* **WRITTEN REQUEST**
Give the number of lines in the records below that include "JSON", and nothing more.

* **DATASET EXCERPTS**
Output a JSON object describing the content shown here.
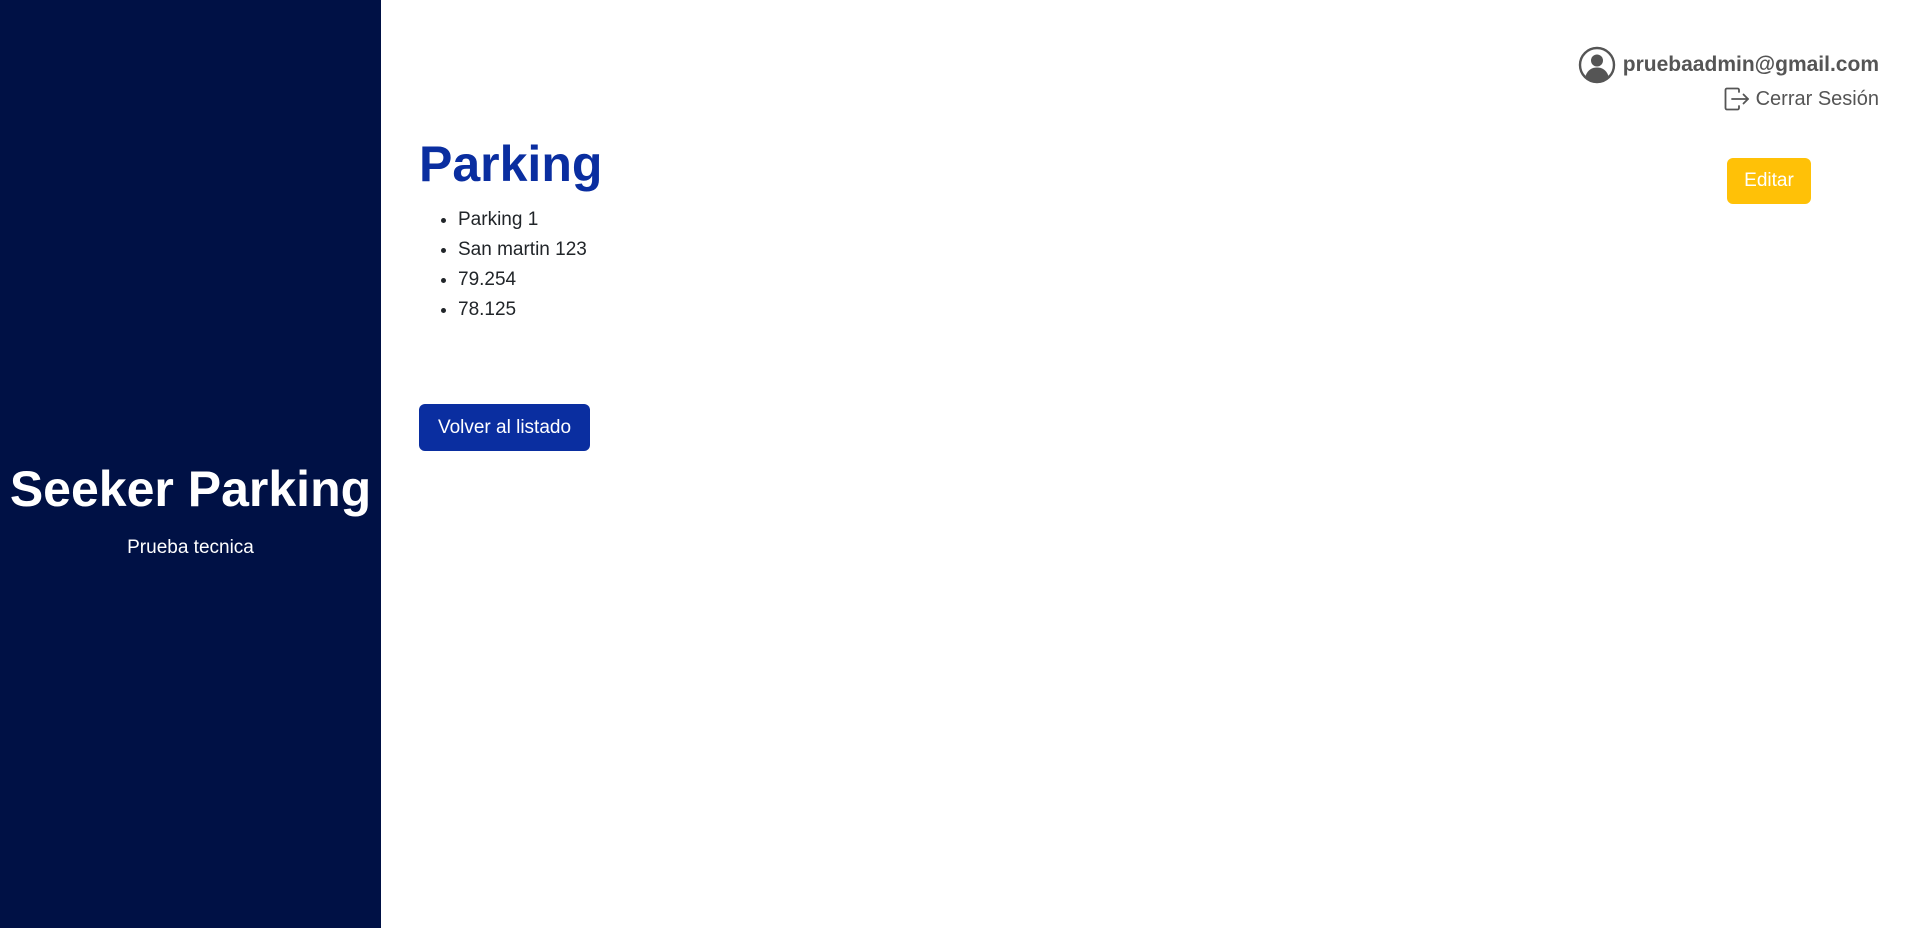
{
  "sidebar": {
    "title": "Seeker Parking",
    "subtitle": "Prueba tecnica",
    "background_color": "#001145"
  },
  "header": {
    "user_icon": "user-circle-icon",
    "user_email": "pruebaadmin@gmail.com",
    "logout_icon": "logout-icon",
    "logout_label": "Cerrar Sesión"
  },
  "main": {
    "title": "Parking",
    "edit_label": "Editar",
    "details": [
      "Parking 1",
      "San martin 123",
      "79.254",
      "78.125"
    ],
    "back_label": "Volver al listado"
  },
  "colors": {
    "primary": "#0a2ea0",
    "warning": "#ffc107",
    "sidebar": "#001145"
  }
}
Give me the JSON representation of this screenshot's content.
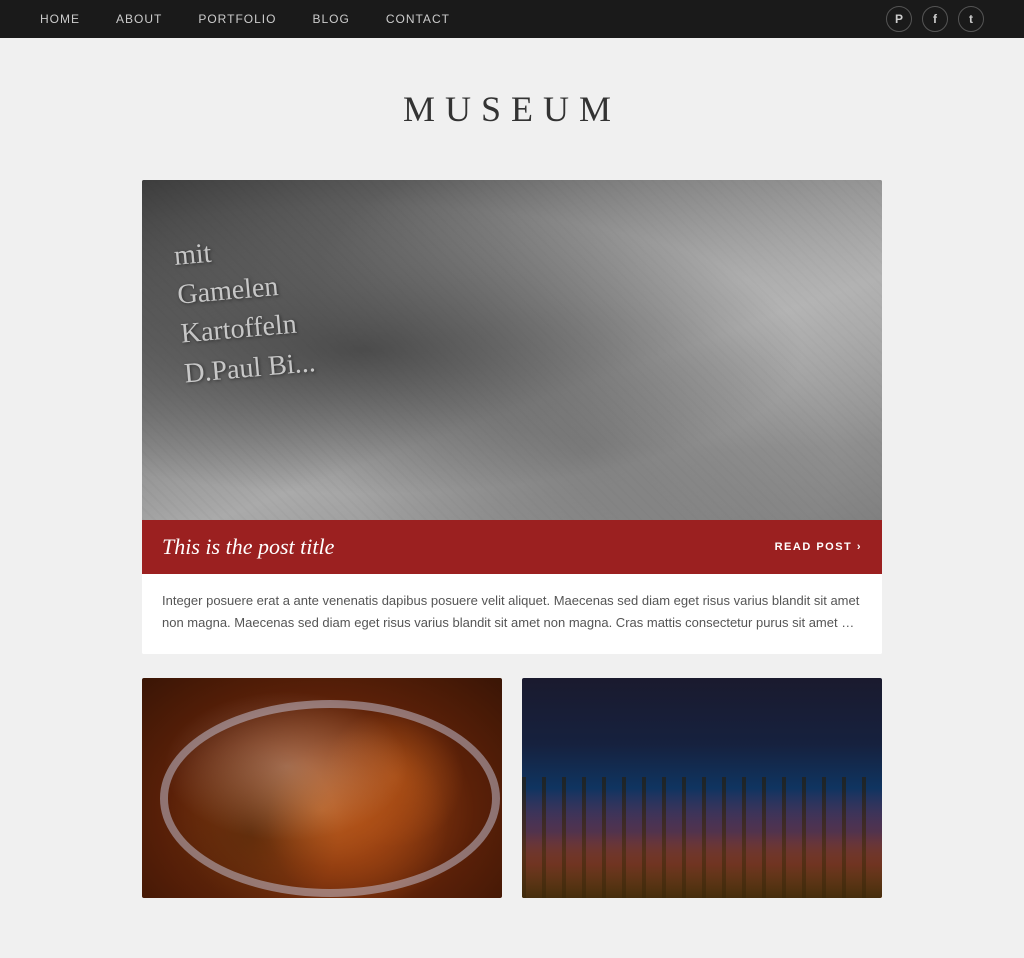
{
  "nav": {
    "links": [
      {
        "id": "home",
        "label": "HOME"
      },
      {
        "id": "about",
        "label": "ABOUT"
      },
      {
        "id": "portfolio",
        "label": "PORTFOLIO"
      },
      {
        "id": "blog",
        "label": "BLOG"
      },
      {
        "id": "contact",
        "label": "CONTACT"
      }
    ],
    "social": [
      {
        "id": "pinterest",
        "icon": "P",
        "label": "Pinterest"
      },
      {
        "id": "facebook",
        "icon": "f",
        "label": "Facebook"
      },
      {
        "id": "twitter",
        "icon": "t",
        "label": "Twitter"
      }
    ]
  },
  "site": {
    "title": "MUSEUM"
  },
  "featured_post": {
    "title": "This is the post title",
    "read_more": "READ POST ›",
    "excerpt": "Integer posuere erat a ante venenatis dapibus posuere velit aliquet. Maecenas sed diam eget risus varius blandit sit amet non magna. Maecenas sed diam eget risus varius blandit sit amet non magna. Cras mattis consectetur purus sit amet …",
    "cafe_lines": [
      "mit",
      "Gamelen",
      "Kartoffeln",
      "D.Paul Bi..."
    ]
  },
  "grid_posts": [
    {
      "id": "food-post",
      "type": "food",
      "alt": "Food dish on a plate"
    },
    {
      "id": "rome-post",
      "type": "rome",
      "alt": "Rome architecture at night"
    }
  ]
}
---
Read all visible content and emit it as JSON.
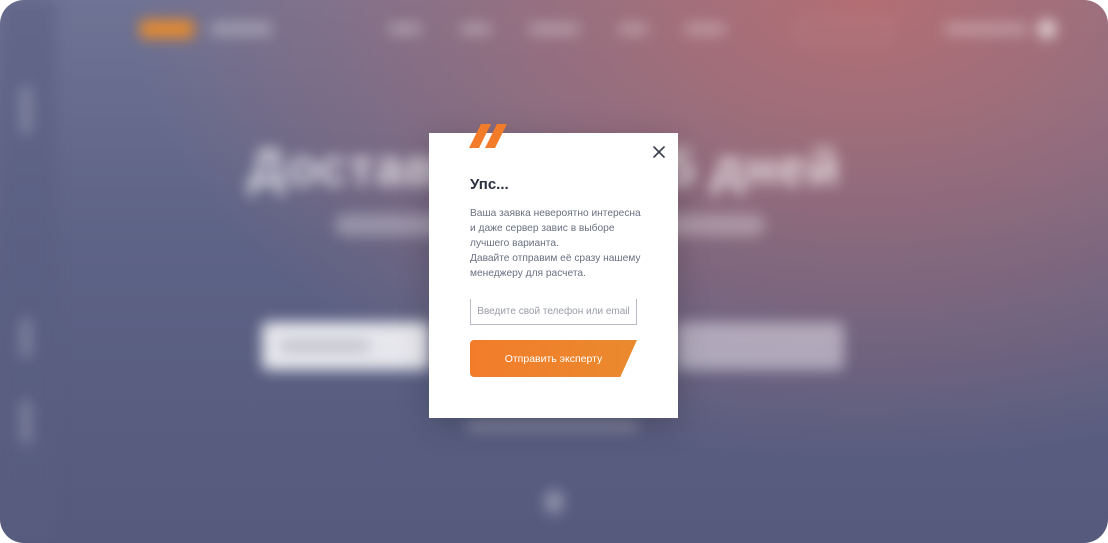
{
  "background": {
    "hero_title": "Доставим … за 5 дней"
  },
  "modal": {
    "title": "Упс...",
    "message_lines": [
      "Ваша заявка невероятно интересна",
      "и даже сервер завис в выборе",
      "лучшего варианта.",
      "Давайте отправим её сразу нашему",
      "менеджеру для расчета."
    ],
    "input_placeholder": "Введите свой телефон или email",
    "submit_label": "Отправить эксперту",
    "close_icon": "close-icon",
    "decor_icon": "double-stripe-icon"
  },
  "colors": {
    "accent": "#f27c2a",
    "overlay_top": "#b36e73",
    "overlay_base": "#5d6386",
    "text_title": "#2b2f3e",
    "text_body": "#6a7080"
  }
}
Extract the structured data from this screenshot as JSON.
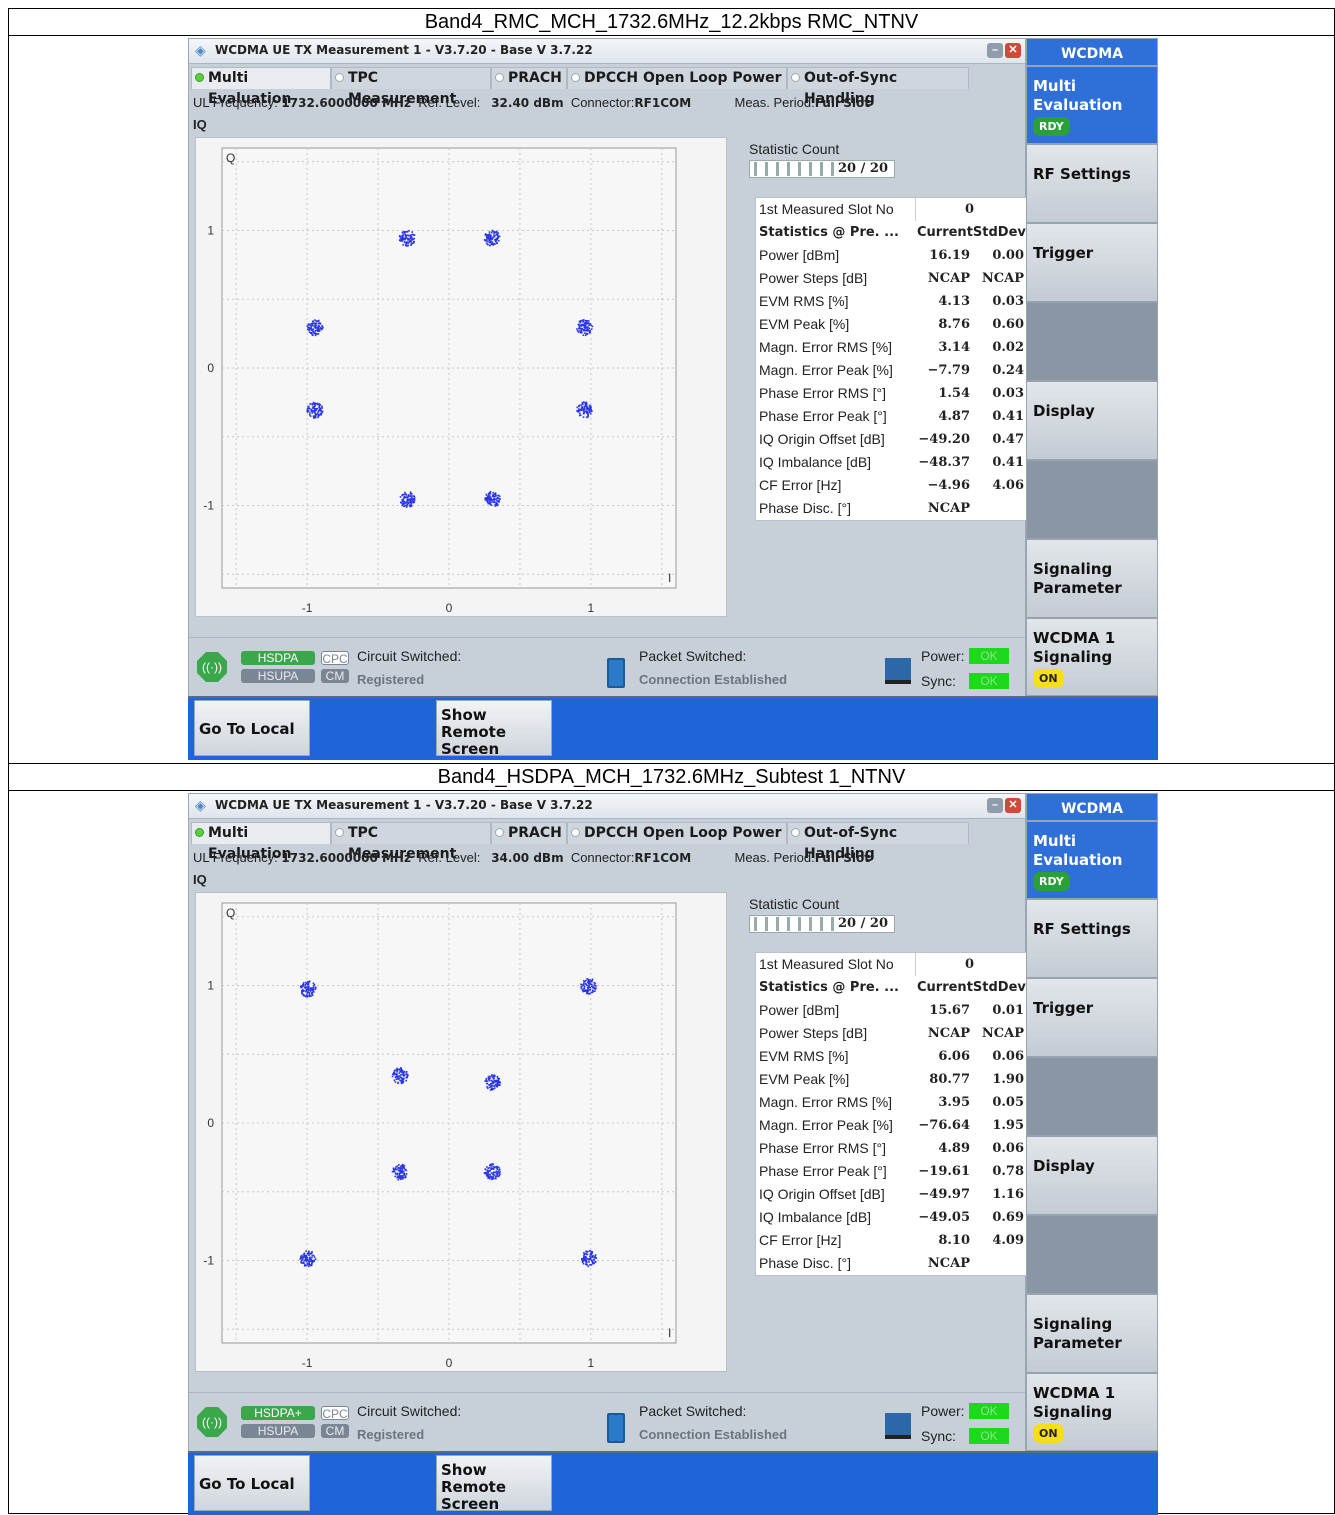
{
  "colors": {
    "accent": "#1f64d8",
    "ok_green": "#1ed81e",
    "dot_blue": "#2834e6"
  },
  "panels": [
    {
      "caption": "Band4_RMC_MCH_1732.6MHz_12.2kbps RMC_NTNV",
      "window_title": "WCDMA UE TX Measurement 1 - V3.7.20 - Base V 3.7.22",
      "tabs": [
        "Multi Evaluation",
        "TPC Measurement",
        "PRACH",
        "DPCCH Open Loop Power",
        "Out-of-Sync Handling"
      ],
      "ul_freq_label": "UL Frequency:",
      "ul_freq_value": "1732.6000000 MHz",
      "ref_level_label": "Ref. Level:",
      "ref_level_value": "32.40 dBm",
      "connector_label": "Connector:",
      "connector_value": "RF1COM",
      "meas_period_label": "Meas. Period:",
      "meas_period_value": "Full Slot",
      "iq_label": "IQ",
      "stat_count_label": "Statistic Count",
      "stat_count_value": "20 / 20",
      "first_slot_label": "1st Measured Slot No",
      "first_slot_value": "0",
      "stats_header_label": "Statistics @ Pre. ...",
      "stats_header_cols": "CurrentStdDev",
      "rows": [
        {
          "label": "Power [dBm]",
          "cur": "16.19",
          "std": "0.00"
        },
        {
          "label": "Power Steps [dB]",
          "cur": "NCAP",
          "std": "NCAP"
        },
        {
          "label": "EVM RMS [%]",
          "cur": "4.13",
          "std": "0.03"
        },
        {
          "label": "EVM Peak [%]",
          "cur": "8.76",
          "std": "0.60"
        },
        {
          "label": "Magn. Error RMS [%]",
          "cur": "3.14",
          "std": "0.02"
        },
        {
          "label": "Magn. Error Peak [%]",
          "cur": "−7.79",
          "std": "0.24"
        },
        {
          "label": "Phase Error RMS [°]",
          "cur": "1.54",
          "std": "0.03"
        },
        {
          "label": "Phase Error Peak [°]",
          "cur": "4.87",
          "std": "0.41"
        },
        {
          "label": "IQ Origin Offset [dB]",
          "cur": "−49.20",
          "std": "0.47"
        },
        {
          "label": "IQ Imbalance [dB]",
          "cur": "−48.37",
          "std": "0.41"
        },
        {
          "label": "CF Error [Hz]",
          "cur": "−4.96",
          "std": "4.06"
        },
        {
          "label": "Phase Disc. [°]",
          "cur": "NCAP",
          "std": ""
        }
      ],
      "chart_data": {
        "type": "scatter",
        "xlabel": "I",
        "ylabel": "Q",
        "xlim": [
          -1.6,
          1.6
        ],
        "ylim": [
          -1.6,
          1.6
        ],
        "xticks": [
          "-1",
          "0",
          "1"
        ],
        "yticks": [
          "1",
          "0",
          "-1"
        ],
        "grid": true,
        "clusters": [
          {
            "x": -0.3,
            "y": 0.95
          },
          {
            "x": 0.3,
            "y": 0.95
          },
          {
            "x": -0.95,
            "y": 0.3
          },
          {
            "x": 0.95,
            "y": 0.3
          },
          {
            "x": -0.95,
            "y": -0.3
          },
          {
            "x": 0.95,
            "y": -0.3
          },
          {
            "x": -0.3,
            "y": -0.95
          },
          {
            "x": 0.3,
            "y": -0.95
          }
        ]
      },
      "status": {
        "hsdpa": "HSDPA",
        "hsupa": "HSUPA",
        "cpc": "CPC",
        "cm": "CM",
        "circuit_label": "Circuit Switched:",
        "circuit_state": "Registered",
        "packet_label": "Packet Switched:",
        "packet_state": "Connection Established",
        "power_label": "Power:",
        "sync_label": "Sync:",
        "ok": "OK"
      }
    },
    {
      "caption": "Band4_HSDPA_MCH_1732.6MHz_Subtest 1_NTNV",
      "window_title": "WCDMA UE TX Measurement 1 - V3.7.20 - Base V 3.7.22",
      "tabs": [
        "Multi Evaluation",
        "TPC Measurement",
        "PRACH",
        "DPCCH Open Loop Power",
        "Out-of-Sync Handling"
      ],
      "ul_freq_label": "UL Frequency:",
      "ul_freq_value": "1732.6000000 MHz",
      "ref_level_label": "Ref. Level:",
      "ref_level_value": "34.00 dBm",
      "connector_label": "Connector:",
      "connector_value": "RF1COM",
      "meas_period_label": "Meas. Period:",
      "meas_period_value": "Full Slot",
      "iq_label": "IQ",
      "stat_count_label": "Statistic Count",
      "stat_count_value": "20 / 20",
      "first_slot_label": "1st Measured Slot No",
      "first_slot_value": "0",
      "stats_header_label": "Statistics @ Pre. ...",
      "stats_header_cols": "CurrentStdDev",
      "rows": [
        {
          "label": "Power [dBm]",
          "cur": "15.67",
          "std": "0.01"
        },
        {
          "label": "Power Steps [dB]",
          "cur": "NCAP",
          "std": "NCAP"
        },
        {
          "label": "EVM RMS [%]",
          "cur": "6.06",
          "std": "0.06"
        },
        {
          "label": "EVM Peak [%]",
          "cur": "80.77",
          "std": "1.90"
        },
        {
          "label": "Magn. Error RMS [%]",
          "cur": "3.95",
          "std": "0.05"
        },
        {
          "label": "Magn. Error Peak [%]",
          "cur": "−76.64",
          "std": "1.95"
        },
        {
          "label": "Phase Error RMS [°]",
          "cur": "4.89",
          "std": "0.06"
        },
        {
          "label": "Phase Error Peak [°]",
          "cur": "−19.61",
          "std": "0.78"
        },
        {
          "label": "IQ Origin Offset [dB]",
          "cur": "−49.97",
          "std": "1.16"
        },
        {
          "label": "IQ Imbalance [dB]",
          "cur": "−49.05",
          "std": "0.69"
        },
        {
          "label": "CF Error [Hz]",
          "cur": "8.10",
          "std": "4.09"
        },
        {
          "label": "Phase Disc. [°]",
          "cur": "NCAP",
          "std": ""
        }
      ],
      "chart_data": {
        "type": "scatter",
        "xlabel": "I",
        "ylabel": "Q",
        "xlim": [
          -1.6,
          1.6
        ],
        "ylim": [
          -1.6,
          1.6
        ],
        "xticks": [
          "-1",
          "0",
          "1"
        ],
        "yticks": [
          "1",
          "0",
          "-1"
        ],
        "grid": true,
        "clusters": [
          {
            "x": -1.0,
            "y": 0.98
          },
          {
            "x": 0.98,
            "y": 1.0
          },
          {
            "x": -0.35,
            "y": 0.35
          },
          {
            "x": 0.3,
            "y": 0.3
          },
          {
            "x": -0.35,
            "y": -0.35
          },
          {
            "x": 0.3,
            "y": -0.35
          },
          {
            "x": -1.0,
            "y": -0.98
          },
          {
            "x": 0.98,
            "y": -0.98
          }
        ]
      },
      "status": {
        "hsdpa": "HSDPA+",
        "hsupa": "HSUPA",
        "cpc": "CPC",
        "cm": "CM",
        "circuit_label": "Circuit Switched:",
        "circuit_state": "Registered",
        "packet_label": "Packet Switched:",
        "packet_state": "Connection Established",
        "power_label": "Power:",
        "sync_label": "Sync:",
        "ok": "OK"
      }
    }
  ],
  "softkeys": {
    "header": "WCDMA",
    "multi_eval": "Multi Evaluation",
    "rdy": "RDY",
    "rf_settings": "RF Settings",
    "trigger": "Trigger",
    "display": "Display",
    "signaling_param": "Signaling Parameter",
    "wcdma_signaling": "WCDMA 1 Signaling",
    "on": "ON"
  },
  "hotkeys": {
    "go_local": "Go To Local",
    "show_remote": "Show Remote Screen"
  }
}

* **EXPECTED ANSWER**
4